PROBLEM DETAILS: Pick out each line containing the string "объектов".

SUPPLIED RECORDS:
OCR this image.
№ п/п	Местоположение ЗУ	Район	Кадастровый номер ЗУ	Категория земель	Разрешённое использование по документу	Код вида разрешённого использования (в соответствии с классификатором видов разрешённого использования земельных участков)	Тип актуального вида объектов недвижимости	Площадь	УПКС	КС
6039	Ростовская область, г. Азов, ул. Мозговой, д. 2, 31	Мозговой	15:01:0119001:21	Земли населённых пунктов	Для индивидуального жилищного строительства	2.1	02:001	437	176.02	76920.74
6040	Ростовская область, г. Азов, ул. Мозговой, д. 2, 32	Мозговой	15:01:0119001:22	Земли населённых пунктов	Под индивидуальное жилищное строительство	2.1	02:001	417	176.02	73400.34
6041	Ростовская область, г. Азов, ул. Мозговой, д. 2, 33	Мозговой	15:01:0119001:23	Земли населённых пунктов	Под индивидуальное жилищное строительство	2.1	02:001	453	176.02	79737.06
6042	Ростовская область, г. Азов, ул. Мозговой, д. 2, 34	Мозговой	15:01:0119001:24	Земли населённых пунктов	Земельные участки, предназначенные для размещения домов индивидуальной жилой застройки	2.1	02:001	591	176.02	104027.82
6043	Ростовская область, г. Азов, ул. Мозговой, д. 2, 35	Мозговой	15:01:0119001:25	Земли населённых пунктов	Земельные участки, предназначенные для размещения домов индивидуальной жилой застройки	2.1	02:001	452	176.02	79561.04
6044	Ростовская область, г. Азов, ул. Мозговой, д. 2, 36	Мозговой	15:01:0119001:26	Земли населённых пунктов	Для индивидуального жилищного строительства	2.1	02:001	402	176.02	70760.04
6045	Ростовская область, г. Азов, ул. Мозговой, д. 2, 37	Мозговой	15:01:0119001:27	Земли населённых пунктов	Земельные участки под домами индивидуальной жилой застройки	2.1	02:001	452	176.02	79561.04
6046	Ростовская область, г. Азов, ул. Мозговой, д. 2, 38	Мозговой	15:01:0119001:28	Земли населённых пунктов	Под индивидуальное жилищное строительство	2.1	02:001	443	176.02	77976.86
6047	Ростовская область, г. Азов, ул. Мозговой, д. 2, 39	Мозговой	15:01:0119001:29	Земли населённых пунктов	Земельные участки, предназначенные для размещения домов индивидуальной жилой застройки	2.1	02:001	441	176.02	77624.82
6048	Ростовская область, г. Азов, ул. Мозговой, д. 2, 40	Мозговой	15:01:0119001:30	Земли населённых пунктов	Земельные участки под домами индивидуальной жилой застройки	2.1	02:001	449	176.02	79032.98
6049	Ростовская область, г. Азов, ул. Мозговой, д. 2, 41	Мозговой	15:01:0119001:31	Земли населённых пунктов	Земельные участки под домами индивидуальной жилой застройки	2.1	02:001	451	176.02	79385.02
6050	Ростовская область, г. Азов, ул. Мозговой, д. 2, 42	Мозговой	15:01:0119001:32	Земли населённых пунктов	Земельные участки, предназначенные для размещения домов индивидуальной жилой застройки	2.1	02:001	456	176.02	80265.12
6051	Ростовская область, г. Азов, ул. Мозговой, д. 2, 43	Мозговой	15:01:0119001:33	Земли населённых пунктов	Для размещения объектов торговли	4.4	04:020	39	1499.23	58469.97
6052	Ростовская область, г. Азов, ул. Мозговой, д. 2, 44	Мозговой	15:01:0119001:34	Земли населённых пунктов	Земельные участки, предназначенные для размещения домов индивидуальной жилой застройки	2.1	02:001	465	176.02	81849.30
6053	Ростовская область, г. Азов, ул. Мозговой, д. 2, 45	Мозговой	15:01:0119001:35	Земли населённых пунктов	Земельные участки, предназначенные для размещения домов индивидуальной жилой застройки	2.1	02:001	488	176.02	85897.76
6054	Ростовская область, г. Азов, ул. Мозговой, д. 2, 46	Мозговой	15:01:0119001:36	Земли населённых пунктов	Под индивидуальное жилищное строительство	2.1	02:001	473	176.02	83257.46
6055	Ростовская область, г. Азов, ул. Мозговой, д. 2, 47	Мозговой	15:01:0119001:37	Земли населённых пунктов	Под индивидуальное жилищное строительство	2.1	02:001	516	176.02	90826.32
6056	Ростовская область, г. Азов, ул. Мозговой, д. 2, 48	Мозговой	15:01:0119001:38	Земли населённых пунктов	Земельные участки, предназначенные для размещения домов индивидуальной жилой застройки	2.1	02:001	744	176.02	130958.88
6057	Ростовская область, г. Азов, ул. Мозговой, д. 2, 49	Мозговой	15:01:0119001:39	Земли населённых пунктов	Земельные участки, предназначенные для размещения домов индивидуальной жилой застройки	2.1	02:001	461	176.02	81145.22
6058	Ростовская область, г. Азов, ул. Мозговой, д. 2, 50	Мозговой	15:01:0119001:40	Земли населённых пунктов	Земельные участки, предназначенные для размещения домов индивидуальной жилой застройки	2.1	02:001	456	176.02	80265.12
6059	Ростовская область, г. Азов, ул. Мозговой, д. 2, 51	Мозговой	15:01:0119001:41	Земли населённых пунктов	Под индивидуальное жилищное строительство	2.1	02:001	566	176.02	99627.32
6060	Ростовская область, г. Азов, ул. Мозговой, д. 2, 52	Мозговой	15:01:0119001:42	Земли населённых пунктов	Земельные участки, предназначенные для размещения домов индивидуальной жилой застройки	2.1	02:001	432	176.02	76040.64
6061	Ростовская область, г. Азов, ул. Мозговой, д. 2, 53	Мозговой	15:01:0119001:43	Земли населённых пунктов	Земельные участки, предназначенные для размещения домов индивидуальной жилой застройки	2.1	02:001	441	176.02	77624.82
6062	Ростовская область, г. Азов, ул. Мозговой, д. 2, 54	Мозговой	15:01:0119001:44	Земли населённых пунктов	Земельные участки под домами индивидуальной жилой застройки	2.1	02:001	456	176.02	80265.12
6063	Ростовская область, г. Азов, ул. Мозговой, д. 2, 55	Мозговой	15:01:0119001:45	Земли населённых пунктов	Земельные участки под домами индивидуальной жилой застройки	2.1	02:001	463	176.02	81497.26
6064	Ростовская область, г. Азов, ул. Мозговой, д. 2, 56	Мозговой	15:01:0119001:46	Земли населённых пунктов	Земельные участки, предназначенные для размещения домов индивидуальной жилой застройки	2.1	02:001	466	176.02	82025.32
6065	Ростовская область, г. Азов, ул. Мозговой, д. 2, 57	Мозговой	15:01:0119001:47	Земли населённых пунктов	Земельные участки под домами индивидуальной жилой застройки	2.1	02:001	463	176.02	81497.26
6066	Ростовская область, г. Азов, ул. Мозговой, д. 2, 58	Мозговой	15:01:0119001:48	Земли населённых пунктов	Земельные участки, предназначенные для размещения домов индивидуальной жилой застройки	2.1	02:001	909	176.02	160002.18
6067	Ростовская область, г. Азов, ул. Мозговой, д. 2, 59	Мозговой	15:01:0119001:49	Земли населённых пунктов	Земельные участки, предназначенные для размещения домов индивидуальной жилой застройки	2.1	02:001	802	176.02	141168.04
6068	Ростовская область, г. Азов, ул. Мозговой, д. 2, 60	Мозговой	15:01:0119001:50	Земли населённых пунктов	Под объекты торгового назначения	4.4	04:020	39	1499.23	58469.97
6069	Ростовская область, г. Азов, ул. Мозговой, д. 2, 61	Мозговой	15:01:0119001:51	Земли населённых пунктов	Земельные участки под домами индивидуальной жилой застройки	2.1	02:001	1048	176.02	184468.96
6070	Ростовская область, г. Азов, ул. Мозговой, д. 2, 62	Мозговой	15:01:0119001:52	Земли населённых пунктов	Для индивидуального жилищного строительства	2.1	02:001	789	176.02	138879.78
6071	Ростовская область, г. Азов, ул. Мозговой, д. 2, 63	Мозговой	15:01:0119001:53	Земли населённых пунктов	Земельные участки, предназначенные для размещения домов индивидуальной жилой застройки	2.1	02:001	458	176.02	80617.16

SOLUTION FOR THIS PROBLEM:
№ п/п	Местоположение ЗУ	Район	Кадастровый номер ЗУ	Категория земель	Разрешённое использование по документу	Код вида разрешённого использования (в соответствии с классификатором видов разрешённого использования земельных участков)	Тип актуального вида объектов недвижимости	Площадь	УПКС	КС
6051	Ростовская область, г. Азов, ул. Мозговой, д. 2, 43	Мозговой	15:01:0119001:33	Земли населённых пунктов	Для размещения объектов торговли	4.4	04:020	39	1499.23	58469.97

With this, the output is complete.